WHAT IS REQUIRED
Pull out each line of the records holding the string "пункта".

Collected data entries:
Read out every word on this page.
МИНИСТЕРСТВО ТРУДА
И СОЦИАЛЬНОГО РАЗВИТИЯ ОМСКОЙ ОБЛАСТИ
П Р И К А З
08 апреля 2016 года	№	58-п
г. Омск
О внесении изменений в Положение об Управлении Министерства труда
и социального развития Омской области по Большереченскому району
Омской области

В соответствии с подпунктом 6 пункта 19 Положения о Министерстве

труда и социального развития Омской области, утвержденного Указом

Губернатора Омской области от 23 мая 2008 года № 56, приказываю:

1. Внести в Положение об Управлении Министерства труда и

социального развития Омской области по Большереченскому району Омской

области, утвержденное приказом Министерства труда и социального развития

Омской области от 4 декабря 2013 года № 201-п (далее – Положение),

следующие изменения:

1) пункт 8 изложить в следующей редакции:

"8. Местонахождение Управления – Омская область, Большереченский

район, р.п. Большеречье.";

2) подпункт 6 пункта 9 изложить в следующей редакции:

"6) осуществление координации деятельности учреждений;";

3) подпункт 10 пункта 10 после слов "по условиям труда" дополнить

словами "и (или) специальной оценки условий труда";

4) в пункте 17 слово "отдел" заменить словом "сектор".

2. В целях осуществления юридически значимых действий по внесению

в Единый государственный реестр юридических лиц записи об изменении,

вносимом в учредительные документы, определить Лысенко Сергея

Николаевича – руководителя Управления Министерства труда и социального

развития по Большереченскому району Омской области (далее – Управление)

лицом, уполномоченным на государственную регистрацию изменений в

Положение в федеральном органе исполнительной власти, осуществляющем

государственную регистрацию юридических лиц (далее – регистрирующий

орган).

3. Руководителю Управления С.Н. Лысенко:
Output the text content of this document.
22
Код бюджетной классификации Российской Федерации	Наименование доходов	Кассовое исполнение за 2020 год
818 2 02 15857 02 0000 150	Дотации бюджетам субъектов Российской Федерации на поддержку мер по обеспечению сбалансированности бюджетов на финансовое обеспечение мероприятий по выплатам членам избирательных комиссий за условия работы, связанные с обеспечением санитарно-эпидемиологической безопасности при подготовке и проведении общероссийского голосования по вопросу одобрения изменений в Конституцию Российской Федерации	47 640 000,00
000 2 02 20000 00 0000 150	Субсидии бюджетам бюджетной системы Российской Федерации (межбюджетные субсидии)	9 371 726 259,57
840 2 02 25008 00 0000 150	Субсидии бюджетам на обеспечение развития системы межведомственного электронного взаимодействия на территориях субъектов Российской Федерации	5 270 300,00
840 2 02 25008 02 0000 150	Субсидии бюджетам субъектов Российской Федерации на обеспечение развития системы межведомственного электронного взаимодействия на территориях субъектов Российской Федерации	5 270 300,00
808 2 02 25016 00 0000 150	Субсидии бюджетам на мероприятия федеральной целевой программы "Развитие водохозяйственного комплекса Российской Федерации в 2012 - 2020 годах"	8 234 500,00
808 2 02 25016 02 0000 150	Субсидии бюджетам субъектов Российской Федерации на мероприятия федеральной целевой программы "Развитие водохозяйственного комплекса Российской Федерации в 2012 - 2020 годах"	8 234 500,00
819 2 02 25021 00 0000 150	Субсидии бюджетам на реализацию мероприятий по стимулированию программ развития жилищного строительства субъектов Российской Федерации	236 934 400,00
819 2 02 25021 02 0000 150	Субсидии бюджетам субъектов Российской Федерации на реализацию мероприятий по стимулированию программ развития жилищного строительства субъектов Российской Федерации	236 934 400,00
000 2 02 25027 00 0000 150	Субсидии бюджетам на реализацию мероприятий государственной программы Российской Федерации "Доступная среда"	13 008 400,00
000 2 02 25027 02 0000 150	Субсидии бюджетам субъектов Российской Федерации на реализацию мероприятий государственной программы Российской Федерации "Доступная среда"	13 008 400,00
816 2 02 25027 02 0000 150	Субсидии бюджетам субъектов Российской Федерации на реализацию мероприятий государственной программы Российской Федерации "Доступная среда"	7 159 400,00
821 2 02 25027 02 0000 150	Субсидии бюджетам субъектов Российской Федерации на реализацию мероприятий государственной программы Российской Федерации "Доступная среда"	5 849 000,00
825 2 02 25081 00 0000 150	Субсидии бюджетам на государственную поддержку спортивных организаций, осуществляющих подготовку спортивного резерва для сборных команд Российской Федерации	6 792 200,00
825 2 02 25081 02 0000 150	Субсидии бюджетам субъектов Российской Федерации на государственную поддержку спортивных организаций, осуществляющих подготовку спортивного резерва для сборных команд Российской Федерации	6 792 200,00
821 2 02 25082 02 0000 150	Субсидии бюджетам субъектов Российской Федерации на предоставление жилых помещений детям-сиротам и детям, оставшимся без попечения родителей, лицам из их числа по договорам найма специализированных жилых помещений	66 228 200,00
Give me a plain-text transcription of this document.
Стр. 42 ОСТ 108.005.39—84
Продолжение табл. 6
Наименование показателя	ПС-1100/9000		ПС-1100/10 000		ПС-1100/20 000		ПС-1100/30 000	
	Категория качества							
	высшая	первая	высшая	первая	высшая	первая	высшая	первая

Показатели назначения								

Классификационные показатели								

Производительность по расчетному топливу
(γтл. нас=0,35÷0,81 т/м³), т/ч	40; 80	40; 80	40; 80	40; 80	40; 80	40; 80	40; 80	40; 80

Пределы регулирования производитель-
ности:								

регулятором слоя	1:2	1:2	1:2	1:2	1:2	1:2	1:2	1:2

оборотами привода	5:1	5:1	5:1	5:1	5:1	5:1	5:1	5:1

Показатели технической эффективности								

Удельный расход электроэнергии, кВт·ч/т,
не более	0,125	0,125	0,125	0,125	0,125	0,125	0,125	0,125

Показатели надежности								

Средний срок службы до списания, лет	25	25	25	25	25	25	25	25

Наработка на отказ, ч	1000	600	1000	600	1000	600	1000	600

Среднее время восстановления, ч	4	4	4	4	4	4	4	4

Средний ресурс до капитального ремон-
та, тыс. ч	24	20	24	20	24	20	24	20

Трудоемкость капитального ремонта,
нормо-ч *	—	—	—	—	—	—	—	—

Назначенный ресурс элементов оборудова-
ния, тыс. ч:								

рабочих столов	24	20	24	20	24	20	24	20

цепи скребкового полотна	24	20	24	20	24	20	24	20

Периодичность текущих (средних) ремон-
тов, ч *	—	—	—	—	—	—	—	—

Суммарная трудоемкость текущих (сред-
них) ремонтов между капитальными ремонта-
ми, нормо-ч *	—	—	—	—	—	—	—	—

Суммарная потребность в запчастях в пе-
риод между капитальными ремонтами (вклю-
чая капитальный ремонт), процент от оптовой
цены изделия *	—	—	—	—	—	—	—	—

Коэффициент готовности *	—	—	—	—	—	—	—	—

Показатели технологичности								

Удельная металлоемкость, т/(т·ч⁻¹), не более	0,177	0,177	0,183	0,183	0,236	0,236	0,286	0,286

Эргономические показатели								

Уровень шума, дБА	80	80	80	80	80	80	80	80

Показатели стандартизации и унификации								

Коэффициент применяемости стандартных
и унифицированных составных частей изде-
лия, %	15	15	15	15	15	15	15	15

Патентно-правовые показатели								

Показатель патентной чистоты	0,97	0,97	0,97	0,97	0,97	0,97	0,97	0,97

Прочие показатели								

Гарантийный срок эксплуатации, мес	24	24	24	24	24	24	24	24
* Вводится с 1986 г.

TASK ANSWER
В соответствии с подпунктом 6 пункта 19 Положения о Министерстве
2) подпункт 6 пункта 9 изложить в следующей редакции:
3) подпункт 10 пункта 10 после слов "по условиям труда" дополнить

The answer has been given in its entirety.